## Given instruction:
Where a line holds the string "name", return that line.

(Dataset records)
┌────────

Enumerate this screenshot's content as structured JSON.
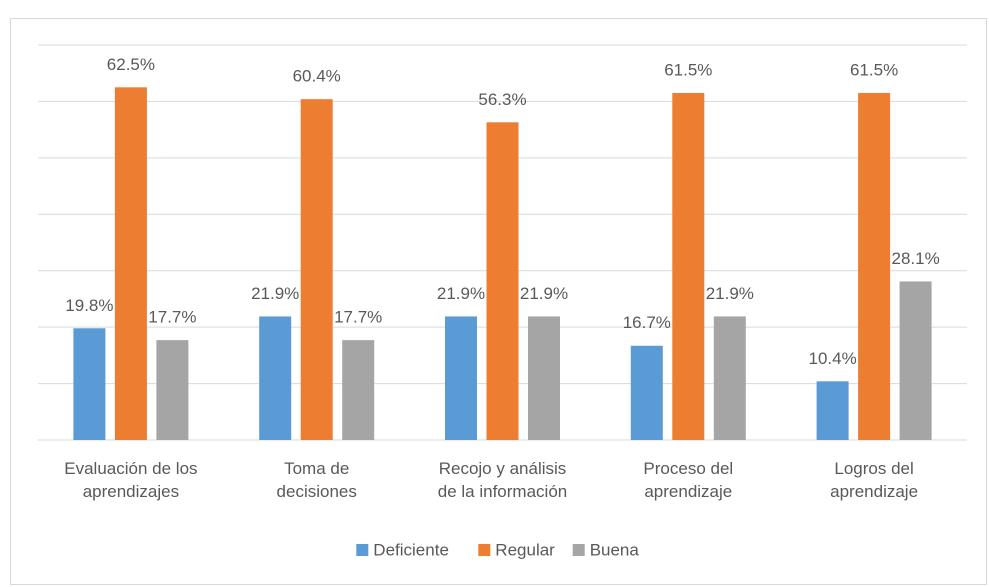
{
  "chart_data": {
    "type": "bar",
    "categories": [
      "Evaluación de los\naprendizajes",
      "Toma de\ndecisiones",
      "Recojo y análisis\nde la información",
      "Proceso del\naprendizaje",
      "Logros del\naprendizaje"
    ],
    "series": [
      {
        "name": "Deficiente",
        "color": "#5b9bd5",
        "values": [
          19.8,
          21.9,
          21.9,
          16.7,
          10.4
        ],
        "value_labels": [
          "19.8%",
          "21.9%",
          "21.9%",
          "16.7%",
          "10.4%"
        ]
      },
      {
        "name": "Regular",
        "color": "#ed7d31",
        "values": [
          62.5,
          60.4,
          56.3,
          61.5,
          61.5
        ],
        "value_labels": [
          "62.5%",
          "60.4%",
          "56.3%",
          "61.5%",
          "61.5%"
        ]
      },
      {
        "name": "Buena",
        "color": "#a5a5a5",
        "values": [
          17.7,
          17.7,
          21.9,
          21.9,
          28.1
        ],
        "value_labels": [
          "17.7%",
          "17.7%",
          "21.9%",
          "21.9%",
          "28.1%"
        ]
      }
    ],
    "ylim": [
      0,
      70
    ],
    "yticks": [
      0,
      10,
      20,
      30,
      40,
      50,
      60,
      70
    ],
    "grid": true,
    "legend": "bottom"
  }
}
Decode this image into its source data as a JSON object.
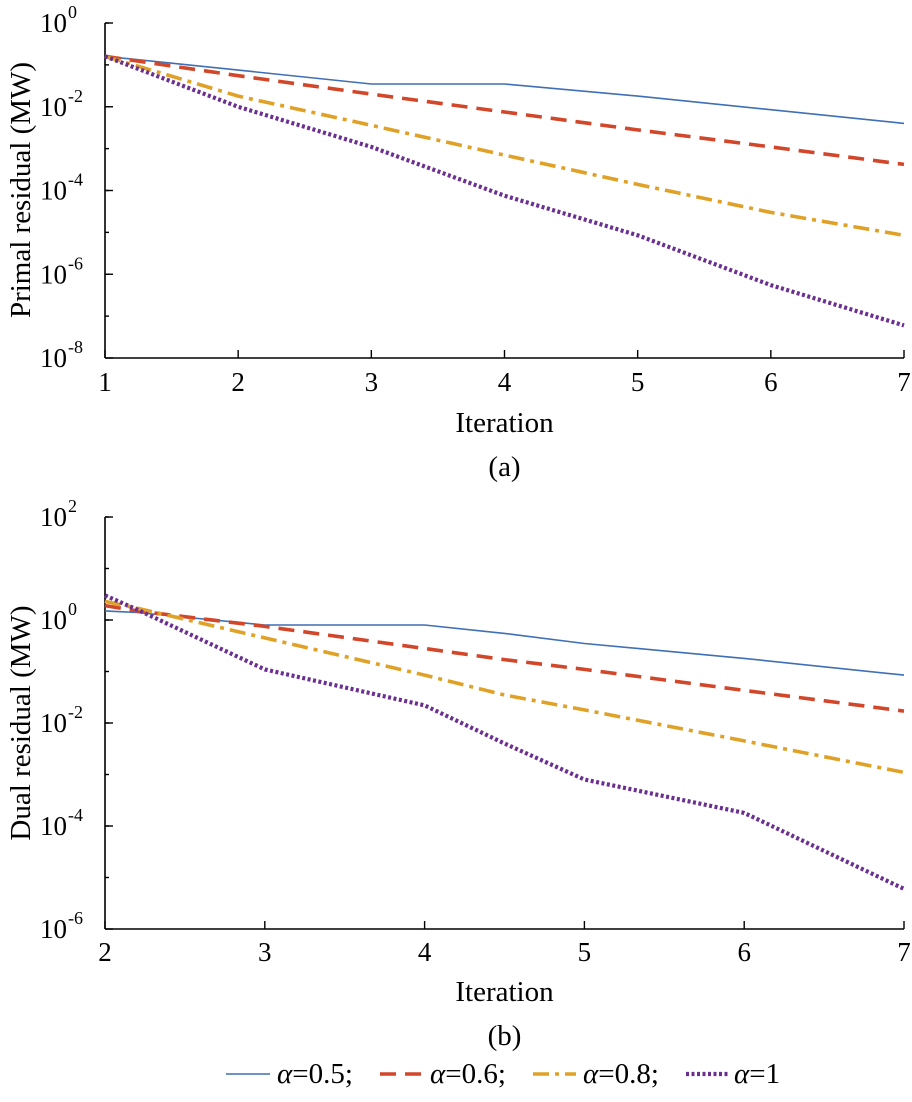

└────────

## Finished task:
        "name": "Deficiente",
        "name": "Regular",
        "name": "Buena",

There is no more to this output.